DIRECTIONS → Extract the complete listing and repeat it word for word.
********************
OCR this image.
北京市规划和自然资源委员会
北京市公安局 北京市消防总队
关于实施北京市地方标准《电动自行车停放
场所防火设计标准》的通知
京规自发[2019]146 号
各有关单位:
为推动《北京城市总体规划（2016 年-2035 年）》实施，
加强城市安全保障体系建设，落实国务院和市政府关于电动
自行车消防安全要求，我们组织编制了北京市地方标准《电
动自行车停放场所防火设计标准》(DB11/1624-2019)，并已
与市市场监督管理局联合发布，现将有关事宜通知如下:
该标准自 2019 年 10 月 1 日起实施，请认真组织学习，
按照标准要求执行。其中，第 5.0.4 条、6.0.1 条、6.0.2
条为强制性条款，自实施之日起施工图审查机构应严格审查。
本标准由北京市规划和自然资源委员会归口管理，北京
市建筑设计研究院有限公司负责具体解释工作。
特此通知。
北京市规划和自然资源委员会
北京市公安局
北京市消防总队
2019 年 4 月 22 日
********************
OUTPUT BELOW →
OCR this image.
北京市规划和自然资源委员会
北京市公安局 北京市消防总队
关于实施北京市地方标准《电动自行车停放
场所防火设计标准》的通知
京规自发[2019]146 号
各有关单位:
为推动《北京城市总体规划（2016 年-2035 年）》实施，
加强城市安全保障体系建设，落实国务院和市政府关于电动
自行车消防安全要求，我们组织编制了北京市地方标准《电
动自行车停放场所防火设计标准》(DB11/1624-2019)，并已
与市市场监督管理局联合发布，现将有关事宜通知如下:
该标准自 2019 年 10 月 1 日起实施，请认真组织学习，
按照标准要求执行。其中，第 5.0.4 条、6.0.1 条、6.0.2
条为强制性条款，自实施之日起施工图审查机构应严格审查。
本标准由北京市规划和自然资源委员会归口管理，北京
市建筑设计研究院有限公司负责具体解释工作。
特此通知。
北京市规划和自然资源委员会
北京市公安局
北京市消防总队
2019 年 4 月 22 日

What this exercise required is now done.